- [Problem statement]
Reproduce verbatim the final portion of the material below, from the line containing "Read all visible content and emit it as JSON." through its last line, and nothing else.

====== Exercise data ======

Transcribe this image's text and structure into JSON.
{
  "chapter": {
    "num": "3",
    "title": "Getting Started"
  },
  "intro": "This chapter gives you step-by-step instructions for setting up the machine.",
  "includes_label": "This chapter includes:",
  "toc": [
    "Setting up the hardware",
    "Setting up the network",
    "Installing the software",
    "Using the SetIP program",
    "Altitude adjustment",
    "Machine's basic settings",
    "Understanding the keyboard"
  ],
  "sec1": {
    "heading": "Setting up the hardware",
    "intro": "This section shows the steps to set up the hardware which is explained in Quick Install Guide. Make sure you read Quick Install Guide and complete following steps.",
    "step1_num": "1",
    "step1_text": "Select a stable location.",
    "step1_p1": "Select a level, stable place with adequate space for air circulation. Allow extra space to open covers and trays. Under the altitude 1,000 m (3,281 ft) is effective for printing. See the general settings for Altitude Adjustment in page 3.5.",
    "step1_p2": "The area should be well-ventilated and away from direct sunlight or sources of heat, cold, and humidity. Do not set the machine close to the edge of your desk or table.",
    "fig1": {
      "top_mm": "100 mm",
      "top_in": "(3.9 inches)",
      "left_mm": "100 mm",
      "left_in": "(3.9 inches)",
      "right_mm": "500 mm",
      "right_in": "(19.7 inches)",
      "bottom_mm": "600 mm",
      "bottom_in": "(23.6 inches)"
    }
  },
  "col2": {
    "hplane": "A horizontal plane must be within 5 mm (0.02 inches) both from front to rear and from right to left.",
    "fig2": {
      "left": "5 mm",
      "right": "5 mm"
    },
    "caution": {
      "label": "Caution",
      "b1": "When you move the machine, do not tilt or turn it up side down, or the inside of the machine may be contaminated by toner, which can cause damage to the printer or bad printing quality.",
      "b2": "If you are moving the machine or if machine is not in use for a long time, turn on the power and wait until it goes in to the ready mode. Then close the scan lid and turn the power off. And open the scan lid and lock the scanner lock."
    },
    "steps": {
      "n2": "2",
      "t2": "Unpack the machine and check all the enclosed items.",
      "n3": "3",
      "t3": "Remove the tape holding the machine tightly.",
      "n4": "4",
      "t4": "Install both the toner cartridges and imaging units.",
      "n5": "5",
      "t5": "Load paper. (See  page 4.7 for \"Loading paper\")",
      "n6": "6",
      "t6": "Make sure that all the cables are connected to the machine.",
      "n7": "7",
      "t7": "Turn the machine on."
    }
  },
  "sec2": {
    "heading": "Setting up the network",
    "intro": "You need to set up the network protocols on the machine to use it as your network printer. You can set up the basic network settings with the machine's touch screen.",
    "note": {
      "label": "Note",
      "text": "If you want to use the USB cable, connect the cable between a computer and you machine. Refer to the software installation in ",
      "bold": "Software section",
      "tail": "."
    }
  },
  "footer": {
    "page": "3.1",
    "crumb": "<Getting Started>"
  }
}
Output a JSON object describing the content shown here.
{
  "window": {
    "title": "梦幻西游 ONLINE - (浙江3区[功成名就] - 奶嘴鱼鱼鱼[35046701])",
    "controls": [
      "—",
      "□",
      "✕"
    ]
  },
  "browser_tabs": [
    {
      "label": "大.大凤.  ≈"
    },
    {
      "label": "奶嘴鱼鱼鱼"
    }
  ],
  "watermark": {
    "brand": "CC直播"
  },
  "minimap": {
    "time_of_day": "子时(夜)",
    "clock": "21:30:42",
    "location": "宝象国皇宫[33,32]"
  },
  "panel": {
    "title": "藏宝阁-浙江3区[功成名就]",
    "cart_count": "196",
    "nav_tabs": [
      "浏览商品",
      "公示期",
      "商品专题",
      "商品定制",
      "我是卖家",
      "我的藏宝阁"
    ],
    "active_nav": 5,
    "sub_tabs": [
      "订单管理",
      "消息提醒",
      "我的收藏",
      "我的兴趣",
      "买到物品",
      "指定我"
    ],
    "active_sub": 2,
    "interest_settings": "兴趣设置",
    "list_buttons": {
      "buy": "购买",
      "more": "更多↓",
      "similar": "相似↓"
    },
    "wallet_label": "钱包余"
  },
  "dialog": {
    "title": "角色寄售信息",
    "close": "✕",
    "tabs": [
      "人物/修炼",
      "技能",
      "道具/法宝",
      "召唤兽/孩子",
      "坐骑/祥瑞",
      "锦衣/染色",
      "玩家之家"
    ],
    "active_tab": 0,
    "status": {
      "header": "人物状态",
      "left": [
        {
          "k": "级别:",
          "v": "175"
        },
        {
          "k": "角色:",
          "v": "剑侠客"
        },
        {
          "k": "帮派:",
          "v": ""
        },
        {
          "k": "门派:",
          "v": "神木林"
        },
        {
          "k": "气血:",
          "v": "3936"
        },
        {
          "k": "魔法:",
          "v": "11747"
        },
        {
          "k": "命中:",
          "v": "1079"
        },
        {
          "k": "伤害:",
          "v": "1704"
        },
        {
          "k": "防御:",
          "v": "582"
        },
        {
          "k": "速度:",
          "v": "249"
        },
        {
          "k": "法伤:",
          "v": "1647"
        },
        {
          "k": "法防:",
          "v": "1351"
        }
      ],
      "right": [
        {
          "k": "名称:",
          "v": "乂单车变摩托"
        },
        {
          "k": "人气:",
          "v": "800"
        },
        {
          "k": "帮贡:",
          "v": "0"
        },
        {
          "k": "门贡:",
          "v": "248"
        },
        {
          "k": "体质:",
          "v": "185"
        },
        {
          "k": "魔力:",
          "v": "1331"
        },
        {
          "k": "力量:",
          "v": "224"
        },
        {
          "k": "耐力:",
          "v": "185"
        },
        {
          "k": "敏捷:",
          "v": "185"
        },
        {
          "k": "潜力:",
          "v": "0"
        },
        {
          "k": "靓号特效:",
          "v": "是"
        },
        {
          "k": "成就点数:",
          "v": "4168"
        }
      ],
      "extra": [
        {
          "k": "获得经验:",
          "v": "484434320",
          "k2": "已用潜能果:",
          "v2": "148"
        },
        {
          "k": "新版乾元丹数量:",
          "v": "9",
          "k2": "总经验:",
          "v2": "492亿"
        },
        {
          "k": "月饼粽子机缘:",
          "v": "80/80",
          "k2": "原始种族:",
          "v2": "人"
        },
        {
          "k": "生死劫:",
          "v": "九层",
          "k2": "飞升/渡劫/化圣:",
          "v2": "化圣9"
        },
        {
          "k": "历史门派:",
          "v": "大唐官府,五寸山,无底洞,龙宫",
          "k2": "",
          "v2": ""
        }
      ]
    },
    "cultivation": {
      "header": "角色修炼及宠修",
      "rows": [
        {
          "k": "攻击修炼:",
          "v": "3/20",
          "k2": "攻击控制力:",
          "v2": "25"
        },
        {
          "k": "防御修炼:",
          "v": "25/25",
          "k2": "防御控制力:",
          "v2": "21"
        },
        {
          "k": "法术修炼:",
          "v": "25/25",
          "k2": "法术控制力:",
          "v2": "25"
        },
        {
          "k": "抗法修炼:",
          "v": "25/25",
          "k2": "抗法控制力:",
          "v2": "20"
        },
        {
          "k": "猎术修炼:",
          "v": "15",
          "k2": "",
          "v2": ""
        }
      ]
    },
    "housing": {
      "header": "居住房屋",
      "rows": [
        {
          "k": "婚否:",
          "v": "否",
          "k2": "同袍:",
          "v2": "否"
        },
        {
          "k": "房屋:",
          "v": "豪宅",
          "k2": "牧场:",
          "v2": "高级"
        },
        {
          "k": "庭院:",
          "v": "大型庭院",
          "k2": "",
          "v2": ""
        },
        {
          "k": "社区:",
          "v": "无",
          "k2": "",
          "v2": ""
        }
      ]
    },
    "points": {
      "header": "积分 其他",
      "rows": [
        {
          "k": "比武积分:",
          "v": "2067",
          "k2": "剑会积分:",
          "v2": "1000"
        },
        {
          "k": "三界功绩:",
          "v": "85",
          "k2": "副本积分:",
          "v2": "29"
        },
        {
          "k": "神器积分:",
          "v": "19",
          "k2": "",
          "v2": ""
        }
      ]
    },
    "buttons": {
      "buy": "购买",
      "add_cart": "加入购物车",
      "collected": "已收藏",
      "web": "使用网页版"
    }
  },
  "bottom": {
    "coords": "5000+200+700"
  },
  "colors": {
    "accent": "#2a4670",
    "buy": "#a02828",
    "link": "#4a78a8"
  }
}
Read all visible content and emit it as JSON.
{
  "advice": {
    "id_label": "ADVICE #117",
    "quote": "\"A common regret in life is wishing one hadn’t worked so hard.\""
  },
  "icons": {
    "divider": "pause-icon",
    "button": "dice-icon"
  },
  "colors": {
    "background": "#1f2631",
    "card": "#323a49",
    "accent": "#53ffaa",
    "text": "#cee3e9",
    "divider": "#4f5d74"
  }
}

======

- [Worked solution]
Read all visible content and emit it as JSON.
{
  "advice": {
    "id_label": "ADVICE #117",
    "quote": "\"A common regret in life is wishing one hadn’t worked so hard.\""
  },
  "icons": {
    "divider": "pause-icon",
    "button": "dice-icon"
  },
  "colors": {
    "background": "#1f2631",
    "card": "#323a49",
    "accent": "#53ffaa",
    "text": "#cee3e9",
    "divider": "#4f5d74"
  }
}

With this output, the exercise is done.